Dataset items
....

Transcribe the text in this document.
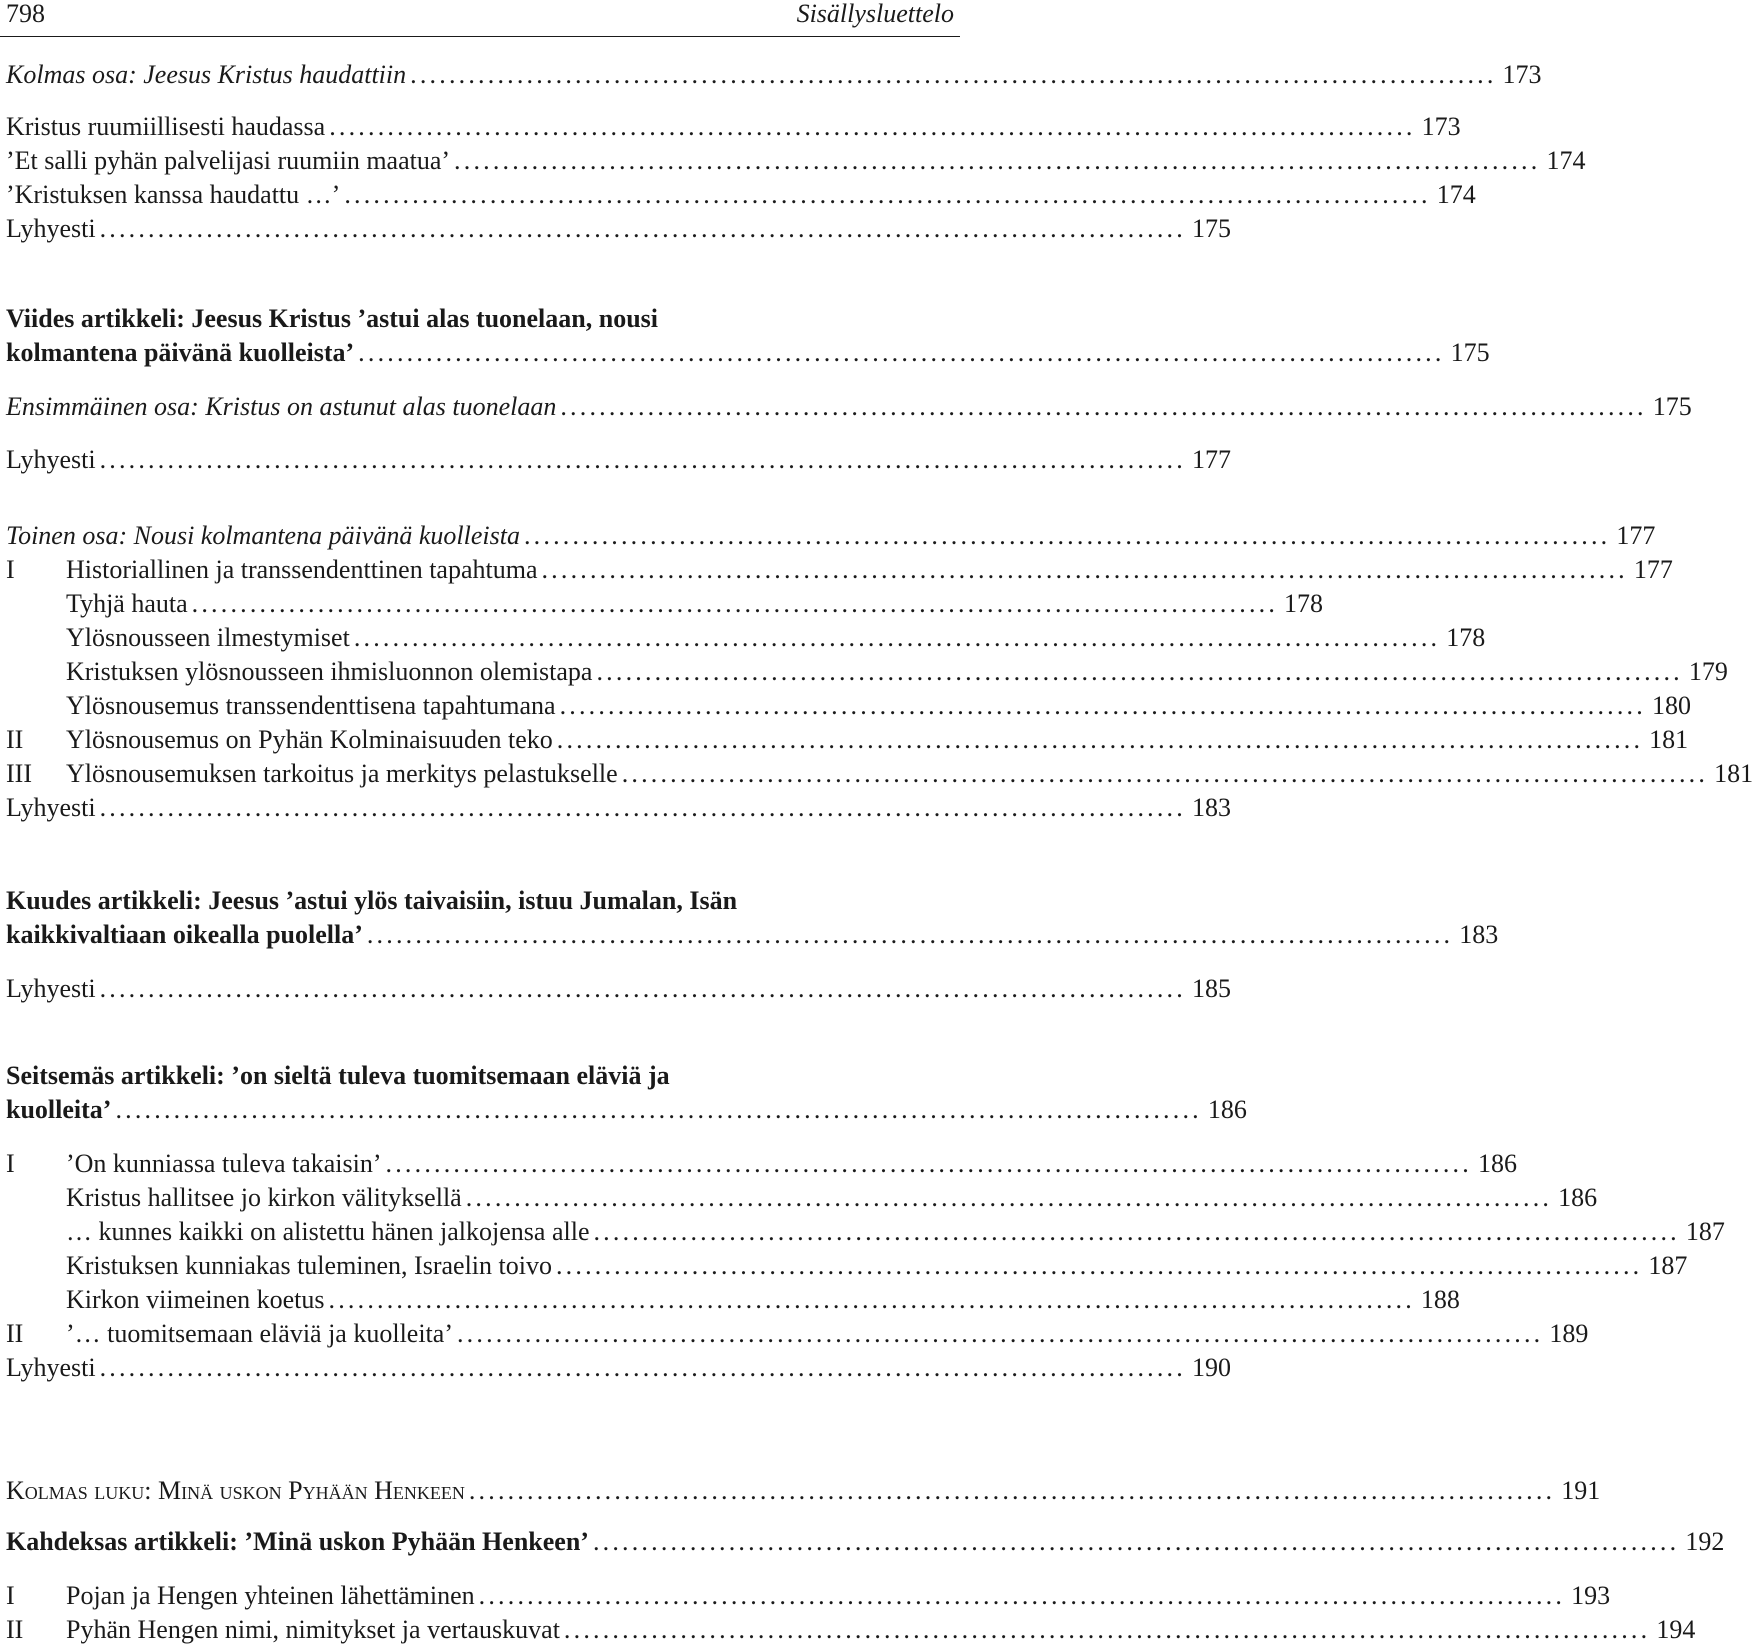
798	Sisällysluettelo
Kolmas osa: Jeesus Kristus haudattiin ................................................................................................................ 173
Kristus ruumiillisesti haudassa ................................................................................................................ 173
’Et salli pyhän palvelijasi ruumiin maatua’ ................................................................................................................ 174
’Kristuksen kanssa haudattu …’ ................................................................................................................ 174
Lyhyesti ................................................................................................................ 175
Viides artikkeli: Jeesus Kristus ’astui alas tuonelaan, nousi
kolmantena päivänä kuolleista’ ................................................................................................................ 175
Ensimmäinen osa: Kristus on astunut alas tuonelaan ................................................................................................................ 175
Lyhyesti ................................................................................................................ 177
Toinen osa: Nousi kolmantena päivänä kuolleista ................................................................................................................ 177
I	Historiallinen ja transsendenttinen tapahtuma ................................................................................................................ 177
Tyhjä hauta ................................................................................................................ 178
Ylösnousseen ilmestymiset ................................................................................................................ 178
Kristuksen ylösnousseen ihmisluonnon olemistapa ................................................................................................................ 179
Ylösnousemus transsendenttisena tapahtumana ................................................................................................................ 180
II	Ylösnousemus on Pyhän Kolminaisuuden teko ................................................................................................................ 181
III	Ylösnousemuksen tarkoitus ja merkitys pelastukselle ................................................................................................................ 181
Lyhyesti ................................................................................................................ 183
Kuudes artikkeli: Jeesus ’astui ylös taivaisiin, istuu Jumalan, Isän
kaikkivaltiaan oikealla puolella’ ................................................................................................................ 183
Lyhyesti ................................................................................................................ 185
Seitsemäs artikkeli: ’on sieltä tuleva tuomitsemaan eläviä ja
kuolleita’ ................................................................................................................ 186
I	’On kunniassa tuleva takaisin’ ................................................................................................................ 186
Kristus hallitsee jo kirkon välityksellä ................................................................................................................ 186
… kunnes kaikki on alistettu hänen jalkojensa alle ................................................................................................................ 187
Kristuksen kunniakas tuleminen, Israelin toivo ................................................................................................................ 187
Kirkon viimeinen koetus ................................................................................................................ 188
II	’… tuomitsemaan eläviä ja kuolleita’ ................................................................................................................ 189
Lyhyesti ................................................................................................................ 190
Kolmas luku: Minä uskon Pyhään Henkeen ................................................................................................................ 191
Kahdeksas artikkeli: ’Minä uskon Pyhään Henkeen’ ................................................................................................................ 192
I	Pojan ja Hengen yhteinen lähettäminen ................................................................................................................ 193
II	Pyhän Hengen nimi, nimitykset ja vertauskuvat ................................................................................................................ 194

....

GIVEN INSTRUCTION:
Locate the word "eläviä" in the records and collect each line it appears in.

REPLY:
Seitsemäs artikkeli: ’on sieltä tuleva tuomitsemaan eläviä ja
II	’… tuomitsemaan eläviä ja kuolleita’ ................................................................................................................ 189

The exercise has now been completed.